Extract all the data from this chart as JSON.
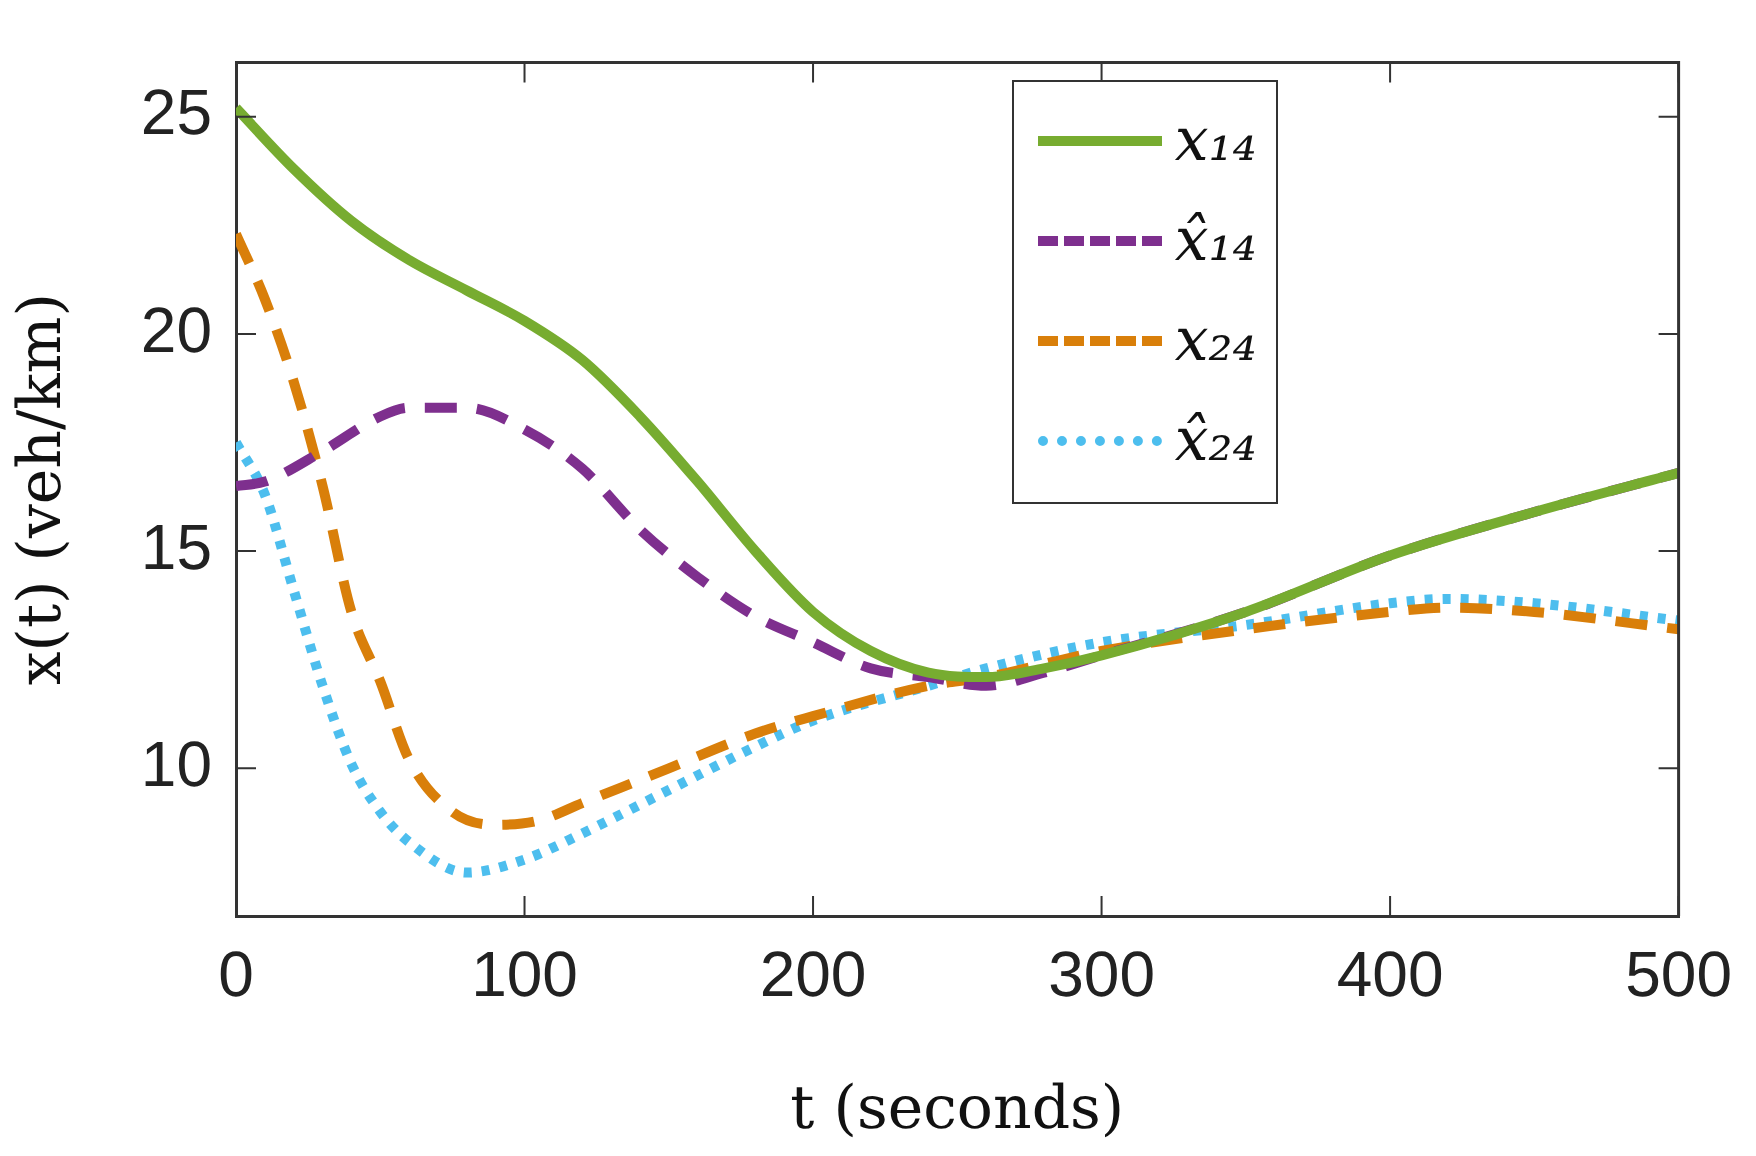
{
  "chart_data": {
    "type": "line",
    "xlabel": "t (seconds)",
    "ylabel": "x(t) (veh/km)",
    "xlim": [
      0,
      500
    ],
    "xticks": [
      0,
      100,
      200,
      300,
      400,
      500
    ],
    "ylim": [
      6.6,
      26.25
    ],
    "yticks": [
      10,
      15,
      20,
      25
    ],
    "grid": false,
    "legend": "top right",
    "marker": "none",
    "series": [
      {
        "name": "x₁₄",
        "color": "#77ac30",
        "line_style": "solid",
        "x": [
          0,
          20,
          40,
          60,
          80,
          100,
          120,
          140,
          160,
          180,
          200,
          220,
          240,
          260,
          280,
          300,
          350,
          400,
          450,
          500
        ],
        "values": [
          25.2,
          23.8,
          22.6,
          21.7,
          21.0,
          20.3,
          19.4,
          18.1,
          16.6,
          15.0,
          13.6,
          12.7,
          12.2,
          12.1,
          12.3,
          12.6,
          13.6,
          14.9,
          15.9,
          16.8
        ]
      },
      {
        "name": "x̂₁₄",
        "color": "#7e2f8e",
        "line_style": "dashed",
        "x": [
          0,
          10,
          30,
          50,
          60,
          80,
          100,
          120,
          140,
          160,
          180,
          200,
          220,
          240,
          260,
          280,
          300,
          350,
          400,
          450,
          500
        ],
        "values": [
          16.5,
          16.6,
          17.3,
          18.1,
          18.3,
          18.3,
          17.8,
          16.9,
          15.5,
          14.4,
          13.5,
          12.9,
          12.3,
          12.1,
          11.9,
          12.2,
          12.6,
          13.6,
          14.9,
          15.9,
          16.8
        ]
      },
      {
        "name": "x₂₄",
        "color": "#d97f0a",
        "line_style": "dashed",
        "x": [
          0,
          10,
          20,
          30,
          40,
          50,
          60,
          75,
          90,
          105,
          120,
          150,
          180,
          200,
          240,
          260,
          300,
          350,
          400,
          420,
          450,
          500
        ],
        "values": [
          22.3,
          20.8,
          18.9,
          16.5,
          13.6,
          12.0,
          10.2,
          9.0,
          8.7,
          8.8,
          9.2,
          10.0,
          10.8,
          11.2,
          11.9,
          12.1,
          12.7,
          13.2,
          13.6,
          13.7,
          13.6,
          13.2
        ]
      },
      {
        "name": "x̂₂₄",
        "color": "#4dbeee",
        "line_style": "dotted",
        "x": [
          0,
          10,
          20,
          30,
          40,
          50,
          60,
          80,
          100,
          120,
          150,
          180,
          200,
          240,
          260,
          300,
          350,
          400,
          420,
          450,
          500
        ],
        "values": [
          17.5,
          16.3,
          14.1,
          11.9,
          10.1,
          9.0,
          8.3,
          7.6,
          7.9,
          8.5,
          9.5,
          10.5,
          11.1,
          11.9,
          12.3,
          12.9,
          13.3,
          13.8,
          13.9,
          13.8,
          13.4
        ]
      }
    ]
  }
}
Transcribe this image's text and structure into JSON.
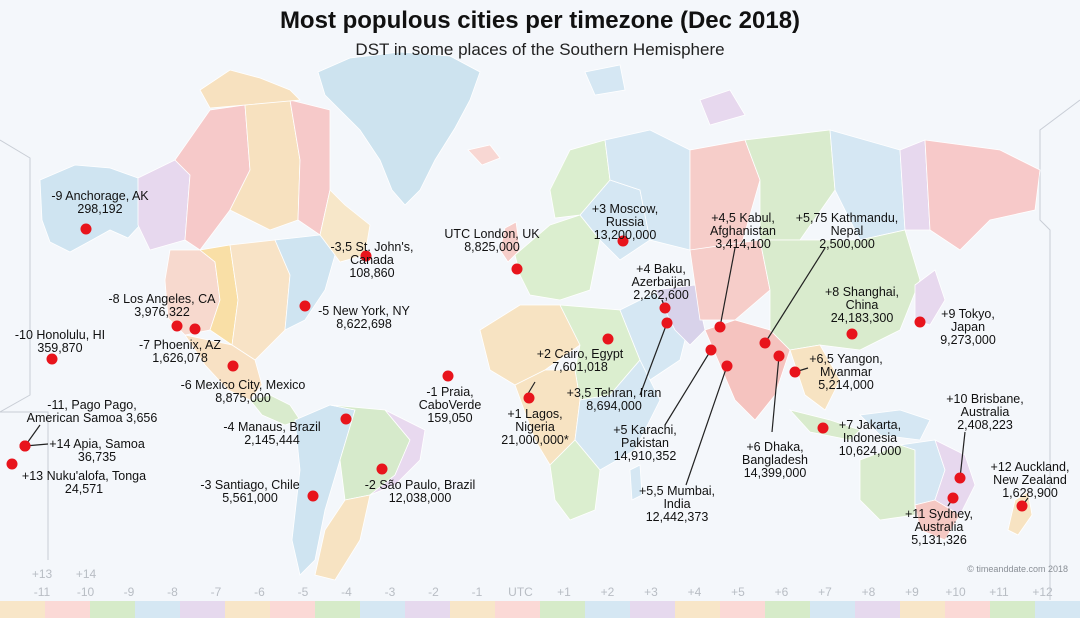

Written task: Reproduce the whole listing above word for word, but not its pictures.

Full output:
Extract all the data from this chart as JSON.
{
  "chart_data": {
    "type": "line",
    "xlabel": "t (seconds)",
    "ylabel": "x(t) (veh/km)",
    "xlim": [
      0,
      500
    ],
    "xticks": [
      0,
      100,
      200,
      300,
      400,
      500
    ],
    "ylim": [
      6.6,
      26.25
    ],
    "yticks": [
      10,
      15,
      20,
      25
    ],
    "grid": false,
    "legend": "top right",
    "marker": "none",
    "series": [
      {
        "name": "x₁₄",
        "color": "#77ac30",
        "line_style": "solid",
        "x": [
          0,
          20,
          40,
          60,
          80,
          100,
          120,
          140,
          160,
          180,
          200,
          220,
          240,
          260,
          280,
          300,
          350,
          400,
          450,
          500
        ],
        "values": [
          25.2,
          23.8,
          22.6,
          21.7,
          21.0,
          20.3,
          19.4,
          18.1,
          16.6,
          15.0,
          13.6,
          12.7,
          12.2,
          12.1,
          12.3,
          12.6,
          13.6,
          14.9,
          15.9,
          16.8
        ]
      },
      {
        "name": "x̂₁₄",
        "color": "#7e2f8e",
        "line_style": "dashed",
        "x": [
          0,
          10,
          30,
          50,
          60,
          80,
          100,
          120,
          140,
          160,
          180,
          200,
          220,
          240,
          260,
          280,
          300,
          350,
          400,
          450,
          500
        ],
        "values": [
          16.5,
          16.6,
          17.3,
          18.1,
          18.3,
          18.3,
          17.8,
          16.9,
          15.5,
          14.4,
          13.5,
          12.9,
          12.3,
          12.1,
          11.9,
          12.2,
          12.6,
          13.6,
          14.9,
          15.9,
          16.8
        ]
      },
      {
        "name": "x₂₄",
        "color": "#d97f0a",
        "line_style": "dashed",
        "x": [
          0,
          10,
          20,
          30,
          40,
          50,
          60,
          75,
          90,
          105,
          120,
          150,
          180,
          200,
          240,
          260,
          300,
          350,
          400,
          420,
          450,
          500
        ],
        "values": [
          22.3,
          20.8,
          18.9,
          16.5,
          13.6,
          12.0,
          10.2,
          9.0,
          8.7,
          8.8,
          9.2,
          10.0,
          10.8,
          11.2,
          11.9,
          12.1,
          12.7,
          13.2,
          13.6,
          13.7,
          13.6,
          13.2
        ]
      },
      {
        "name": "x̂₂₄",
        "color": "#4dbeee",
        "line_style": "dotted",
        "x": [
          0,
          10,
          20,
          30,
          40,
          50,
          60,
          80,
          100,
          120,
          150,
          180,
          200,
          240,
          260,
          300,
          350,
          400,
          420,
          450,
          500
        ],
        "values": [
          17.5,
          16.3,
          14.1,
          11.9,
          10.1,
          9.0,
          8.3,
          7.6,
          7.9,
          8.5,
          9.5,
          10.5,
          11.1,
          11.9,
          12.3,
          12.9,
          13.3,
          13.8,
          13.9,
          13.8,
          13.4
        ]
      }
    ]
  }
}
Transcribe this image's text and structure into JSON.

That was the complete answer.